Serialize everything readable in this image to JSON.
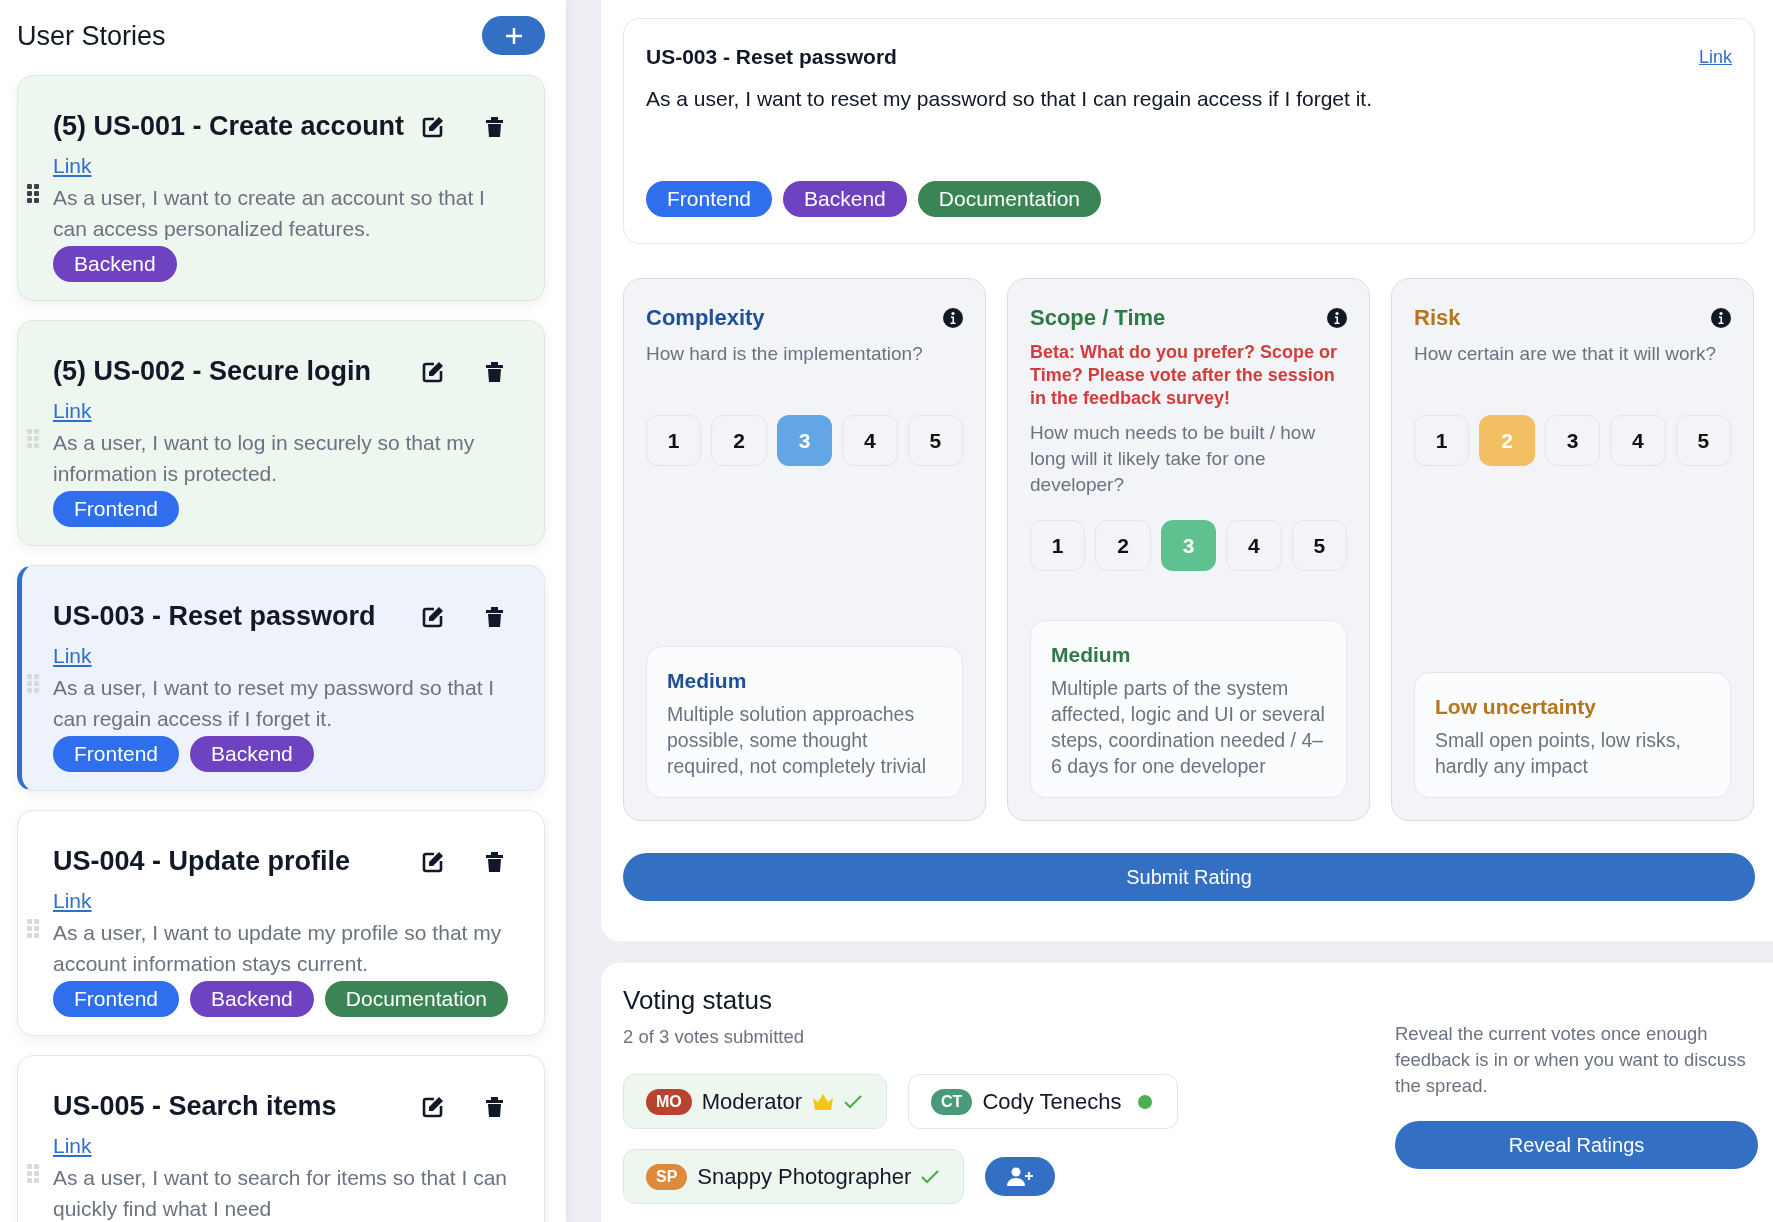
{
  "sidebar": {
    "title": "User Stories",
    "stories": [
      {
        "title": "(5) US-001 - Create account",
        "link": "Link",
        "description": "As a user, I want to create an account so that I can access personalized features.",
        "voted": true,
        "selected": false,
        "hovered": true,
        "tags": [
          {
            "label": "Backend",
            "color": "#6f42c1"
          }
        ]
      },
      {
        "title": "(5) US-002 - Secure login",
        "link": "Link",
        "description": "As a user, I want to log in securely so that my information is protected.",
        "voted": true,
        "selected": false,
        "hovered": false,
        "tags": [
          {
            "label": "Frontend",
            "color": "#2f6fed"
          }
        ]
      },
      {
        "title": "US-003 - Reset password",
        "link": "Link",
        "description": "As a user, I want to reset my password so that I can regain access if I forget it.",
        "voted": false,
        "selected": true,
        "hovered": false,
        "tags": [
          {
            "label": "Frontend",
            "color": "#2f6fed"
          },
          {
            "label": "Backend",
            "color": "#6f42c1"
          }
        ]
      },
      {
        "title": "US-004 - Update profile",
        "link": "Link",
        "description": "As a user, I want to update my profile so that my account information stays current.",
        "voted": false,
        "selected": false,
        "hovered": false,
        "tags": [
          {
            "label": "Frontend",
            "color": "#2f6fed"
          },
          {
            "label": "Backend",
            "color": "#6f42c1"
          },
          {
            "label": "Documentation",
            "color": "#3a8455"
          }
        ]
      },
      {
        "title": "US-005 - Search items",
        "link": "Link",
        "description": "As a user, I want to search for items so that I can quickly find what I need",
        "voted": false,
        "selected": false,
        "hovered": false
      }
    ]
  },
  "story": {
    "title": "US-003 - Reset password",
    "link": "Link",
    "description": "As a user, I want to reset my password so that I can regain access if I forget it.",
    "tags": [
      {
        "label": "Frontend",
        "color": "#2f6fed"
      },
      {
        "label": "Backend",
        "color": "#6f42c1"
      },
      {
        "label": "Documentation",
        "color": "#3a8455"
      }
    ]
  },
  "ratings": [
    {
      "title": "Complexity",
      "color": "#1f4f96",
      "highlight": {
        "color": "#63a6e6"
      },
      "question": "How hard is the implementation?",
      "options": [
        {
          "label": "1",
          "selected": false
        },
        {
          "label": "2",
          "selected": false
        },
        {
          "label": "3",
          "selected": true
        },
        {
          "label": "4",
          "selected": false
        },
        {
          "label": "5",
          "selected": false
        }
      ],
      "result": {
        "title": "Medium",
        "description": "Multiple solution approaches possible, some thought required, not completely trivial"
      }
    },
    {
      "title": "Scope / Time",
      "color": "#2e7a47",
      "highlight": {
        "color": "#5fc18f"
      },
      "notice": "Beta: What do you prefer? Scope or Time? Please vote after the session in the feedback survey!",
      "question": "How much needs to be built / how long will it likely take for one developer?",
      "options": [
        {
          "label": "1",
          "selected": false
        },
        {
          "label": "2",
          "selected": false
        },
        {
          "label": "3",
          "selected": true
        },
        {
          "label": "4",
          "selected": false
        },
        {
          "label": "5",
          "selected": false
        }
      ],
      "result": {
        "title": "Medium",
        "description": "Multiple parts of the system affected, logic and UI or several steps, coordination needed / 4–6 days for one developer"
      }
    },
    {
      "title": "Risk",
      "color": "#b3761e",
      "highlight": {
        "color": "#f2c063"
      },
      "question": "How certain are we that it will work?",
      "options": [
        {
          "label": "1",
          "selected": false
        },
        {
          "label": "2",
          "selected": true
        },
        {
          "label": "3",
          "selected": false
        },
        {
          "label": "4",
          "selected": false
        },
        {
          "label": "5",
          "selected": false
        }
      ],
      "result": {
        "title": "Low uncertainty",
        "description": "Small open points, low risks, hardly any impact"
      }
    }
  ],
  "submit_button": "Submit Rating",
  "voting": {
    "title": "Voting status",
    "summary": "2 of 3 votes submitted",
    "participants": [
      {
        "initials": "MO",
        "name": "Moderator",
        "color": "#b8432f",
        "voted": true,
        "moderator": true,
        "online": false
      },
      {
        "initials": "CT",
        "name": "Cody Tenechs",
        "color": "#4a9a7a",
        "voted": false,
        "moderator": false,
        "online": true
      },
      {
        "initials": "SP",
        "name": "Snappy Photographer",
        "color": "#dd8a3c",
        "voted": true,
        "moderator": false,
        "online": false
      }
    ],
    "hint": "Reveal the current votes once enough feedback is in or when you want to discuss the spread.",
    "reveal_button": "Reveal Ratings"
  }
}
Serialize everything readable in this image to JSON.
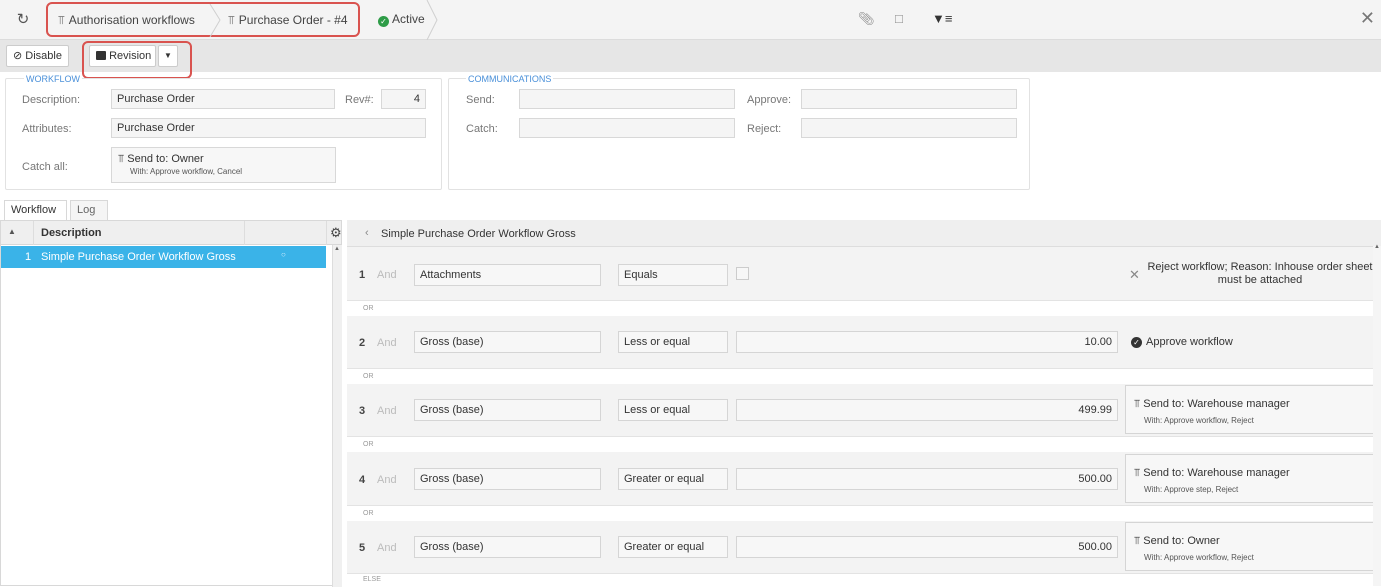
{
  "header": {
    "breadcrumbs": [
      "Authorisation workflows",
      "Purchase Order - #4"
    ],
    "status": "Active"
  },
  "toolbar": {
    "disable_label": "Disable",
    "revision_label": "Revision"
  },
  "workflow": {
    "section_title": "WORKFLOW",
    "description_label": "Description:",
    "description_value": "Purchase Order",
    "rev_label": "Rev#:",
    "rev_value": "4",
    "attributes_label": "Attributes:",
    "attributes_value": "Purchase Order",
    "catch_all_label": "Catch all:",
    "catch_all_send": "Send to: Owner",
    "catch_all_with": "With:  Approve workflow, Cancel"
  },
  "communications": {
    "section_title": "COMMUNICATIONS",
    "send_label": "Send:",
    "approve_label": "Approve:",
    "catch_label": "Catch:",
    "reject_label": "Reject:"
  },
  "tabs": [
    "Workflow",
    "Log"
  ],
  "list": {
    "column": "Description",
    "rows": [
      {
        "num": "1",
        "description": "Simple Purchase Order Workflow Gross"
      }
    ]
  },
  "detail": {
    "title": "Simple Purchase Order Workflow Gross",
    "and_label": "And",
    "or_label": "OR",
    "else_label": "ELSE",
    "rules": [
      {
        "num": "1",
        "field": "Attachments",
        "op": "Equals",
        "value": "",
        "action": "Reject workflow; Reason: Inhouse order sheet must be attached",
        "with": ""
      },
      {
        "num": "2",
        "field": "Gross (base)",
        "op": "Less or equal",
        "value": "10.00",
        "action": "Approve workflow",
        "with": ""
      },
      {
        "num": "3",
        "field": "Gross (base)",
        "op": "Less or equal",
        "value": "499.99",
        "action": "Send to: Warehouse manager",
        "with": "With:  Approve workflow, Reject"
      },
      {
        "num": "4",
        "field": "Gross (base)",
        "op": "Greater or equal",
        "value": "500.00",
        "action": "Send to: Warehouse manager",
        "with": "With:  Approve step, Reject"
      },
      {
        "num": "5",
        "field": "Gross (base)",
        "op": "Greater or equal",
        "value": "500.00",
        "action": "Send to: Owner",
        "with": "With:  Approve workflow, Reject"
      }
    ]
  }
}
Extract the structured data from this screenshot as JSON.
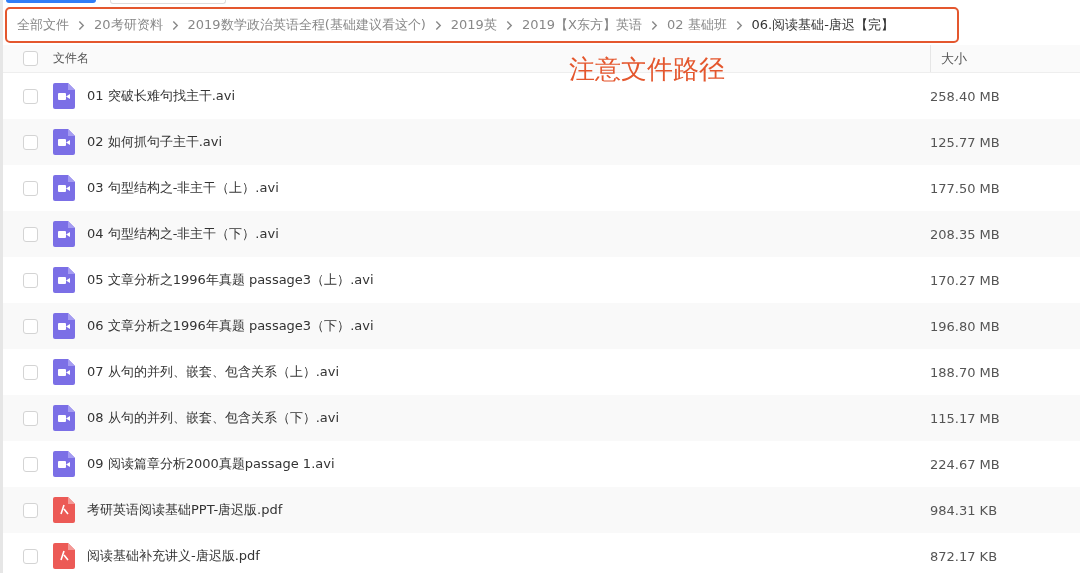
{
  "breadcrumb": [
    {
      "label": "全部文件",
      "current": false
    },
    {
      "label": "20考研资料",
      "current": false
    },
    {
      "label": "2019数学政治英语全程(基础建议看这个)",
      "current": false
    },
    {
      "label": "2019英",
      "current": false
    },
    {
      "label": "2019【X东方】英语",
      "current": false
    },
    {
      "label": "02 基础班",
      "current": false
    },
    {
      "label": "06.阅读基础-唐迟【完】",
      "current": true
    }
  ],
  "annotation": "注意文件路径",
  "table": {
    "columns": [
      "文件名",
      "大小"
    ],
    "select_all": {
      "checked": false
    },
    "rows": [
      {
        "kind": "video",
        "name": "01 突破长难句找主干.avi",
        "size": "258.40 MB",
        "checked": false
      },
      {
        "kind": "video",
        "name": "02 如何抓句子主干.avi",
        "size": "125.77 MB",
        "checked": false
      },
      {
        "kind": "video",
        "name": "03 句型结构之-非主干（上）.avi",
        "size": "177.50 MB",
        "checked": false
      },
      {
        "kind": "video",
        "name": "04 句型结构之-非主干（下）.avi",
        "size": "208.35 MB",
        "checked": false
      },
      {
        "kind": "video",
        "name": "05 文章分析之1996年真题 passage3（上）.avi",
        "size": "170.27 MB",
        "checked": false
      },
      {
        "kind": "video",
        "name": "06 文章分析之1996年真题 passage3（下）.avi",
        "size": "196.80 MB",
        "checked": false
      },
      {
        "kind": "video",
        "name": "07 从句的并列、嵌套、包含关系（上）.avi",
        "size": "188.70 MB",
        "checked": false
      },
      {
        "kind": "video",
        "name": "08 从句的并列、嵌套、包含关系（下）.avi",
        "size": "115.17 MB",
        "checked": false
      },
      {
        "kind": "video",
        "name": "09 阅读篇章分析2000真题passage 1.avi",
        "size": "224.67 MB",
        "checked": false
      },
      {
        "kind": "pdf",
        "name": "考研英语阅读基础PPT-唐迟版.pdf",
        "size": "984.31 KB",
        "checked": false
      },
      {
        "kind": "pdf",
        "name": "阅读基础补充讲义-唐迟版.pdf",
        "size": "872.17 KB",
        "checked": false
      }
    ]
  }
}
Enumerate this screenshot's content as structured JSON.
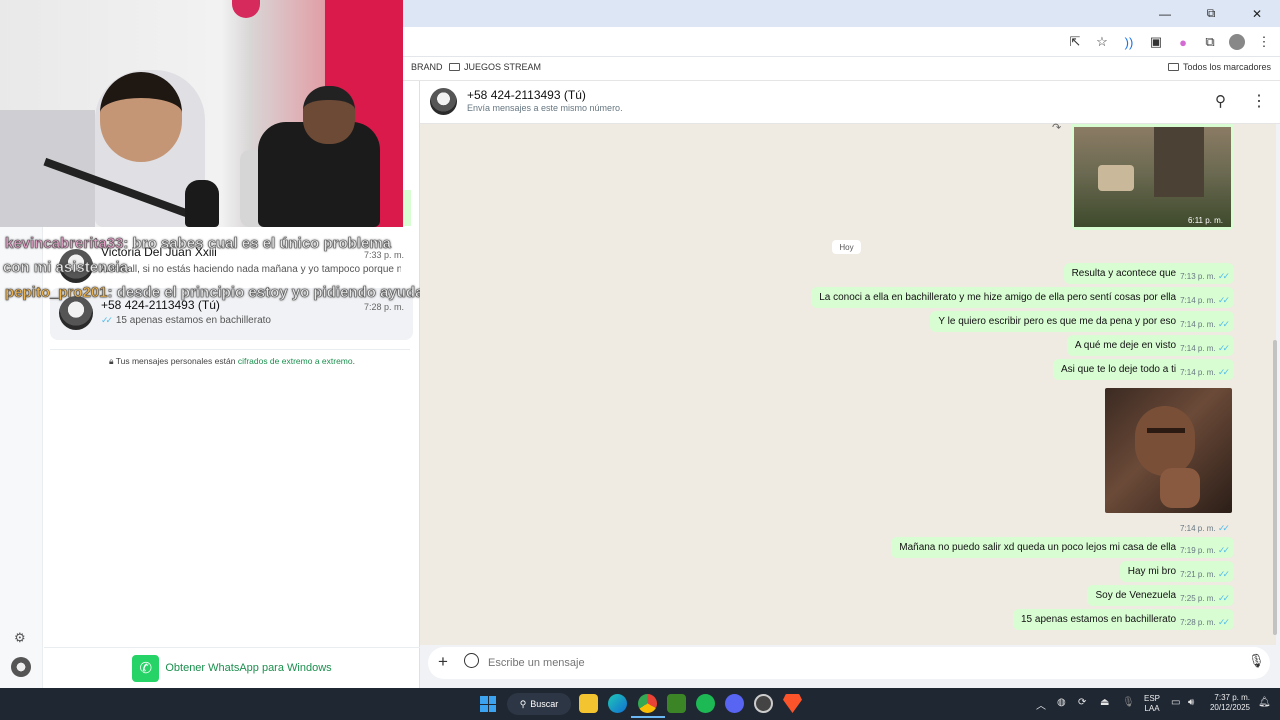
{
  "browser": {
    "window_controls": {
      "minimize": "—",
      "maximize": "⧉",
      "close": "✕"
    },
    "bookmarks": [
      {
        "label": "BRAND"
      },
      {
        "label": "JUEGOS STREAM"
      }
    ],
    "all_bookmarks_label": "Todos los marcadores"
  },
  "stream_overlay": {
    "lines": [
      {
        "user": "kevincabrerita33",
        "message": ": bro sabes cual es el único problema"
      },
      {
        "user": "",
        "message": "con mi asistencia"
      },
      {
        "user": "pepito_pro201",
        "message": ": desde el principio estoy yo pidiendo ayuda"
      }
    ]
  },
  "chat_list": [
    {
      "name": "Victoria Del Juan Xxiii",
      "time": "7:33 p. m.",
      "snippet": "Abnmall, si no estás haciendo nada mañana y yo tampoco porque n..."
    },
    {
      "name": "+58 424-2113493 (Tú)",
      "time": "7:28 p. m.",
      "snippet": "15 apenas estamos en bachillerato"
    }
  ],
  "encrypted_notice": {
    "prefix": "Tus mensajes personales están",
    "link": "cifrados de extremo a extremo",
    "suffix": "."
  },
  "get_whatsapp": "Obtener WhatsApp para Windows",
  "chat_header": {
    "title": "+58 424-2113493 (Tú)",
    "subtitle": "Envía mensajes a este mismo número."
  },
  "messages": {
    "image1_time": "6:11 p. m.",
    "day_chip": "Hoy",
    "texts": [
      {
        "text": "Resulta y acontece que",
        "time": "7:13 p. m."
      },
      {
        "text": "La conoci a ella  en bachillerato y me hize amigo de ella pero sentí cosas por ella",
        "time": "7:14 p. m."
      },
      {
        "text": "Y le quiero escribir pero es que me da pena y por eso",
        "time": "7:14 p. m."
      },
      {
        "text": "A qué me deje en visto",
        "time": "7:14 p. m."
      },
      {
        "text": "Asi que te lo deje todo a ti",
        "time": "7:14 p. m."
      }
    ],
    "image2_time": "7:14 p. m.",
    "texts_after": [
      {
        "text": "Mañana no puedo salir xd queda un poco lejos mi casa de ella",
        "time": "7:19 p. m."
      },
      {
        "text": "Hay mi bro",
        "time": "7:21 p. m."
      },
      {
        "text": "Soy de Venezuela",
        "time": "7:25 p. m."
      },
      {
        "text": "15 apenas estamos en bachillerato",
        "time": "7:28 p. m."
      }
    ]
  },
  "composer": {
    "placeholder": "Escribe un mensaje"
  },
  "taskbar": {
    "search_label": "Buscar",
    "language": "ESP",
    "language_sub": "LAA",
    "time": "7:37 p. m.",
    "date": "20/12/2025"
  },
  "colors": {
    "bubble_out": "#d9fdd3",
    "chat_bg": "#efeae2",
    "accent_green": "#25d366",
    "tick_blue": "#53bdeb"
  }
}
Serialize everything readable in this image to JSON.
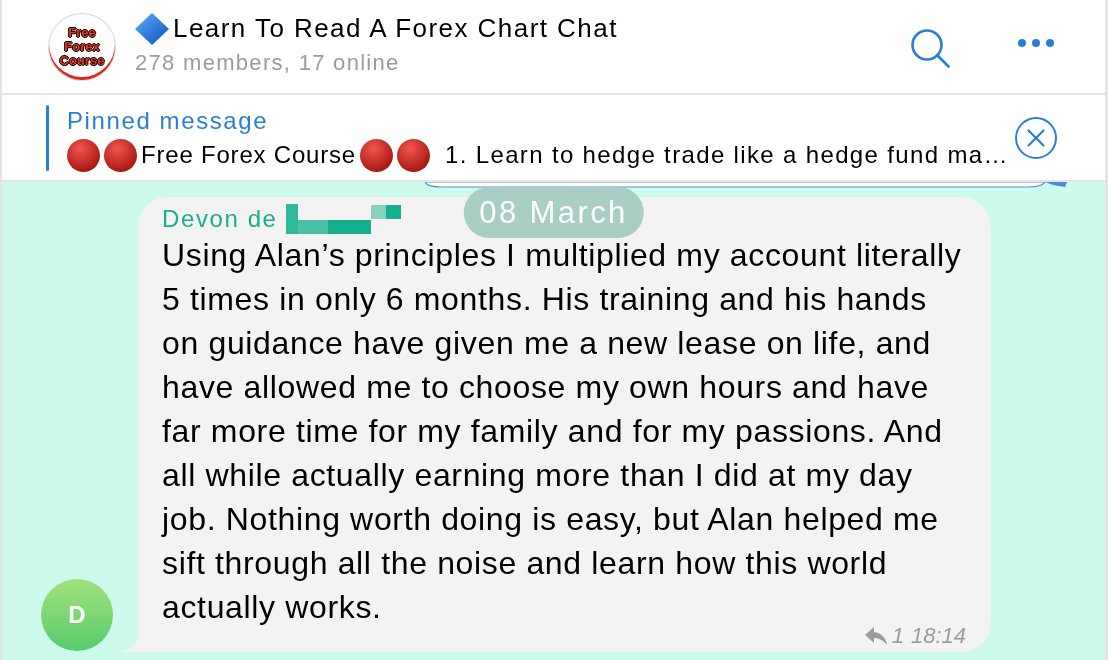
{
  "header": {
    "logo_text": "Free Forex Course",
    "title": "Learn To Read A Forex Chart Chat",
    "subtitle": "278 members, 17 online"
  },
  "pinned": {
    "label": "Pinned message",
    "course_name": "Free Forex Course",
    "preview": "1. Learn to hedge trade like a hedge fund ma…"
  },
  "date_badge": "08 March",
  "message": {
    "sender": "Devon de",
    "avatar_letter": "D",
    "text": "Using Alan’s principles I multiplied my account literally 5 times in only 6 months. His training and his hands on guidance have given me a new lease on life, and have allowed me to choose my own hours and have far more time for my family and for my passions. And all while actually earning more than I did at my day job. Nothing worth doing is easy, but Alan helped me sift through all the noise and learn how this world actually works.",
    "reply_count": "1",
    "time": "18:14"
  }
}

TASK DESCRIPTION:
Report only the number of lines that hold the word "包含关系".

EXERCISE ANSWER:
2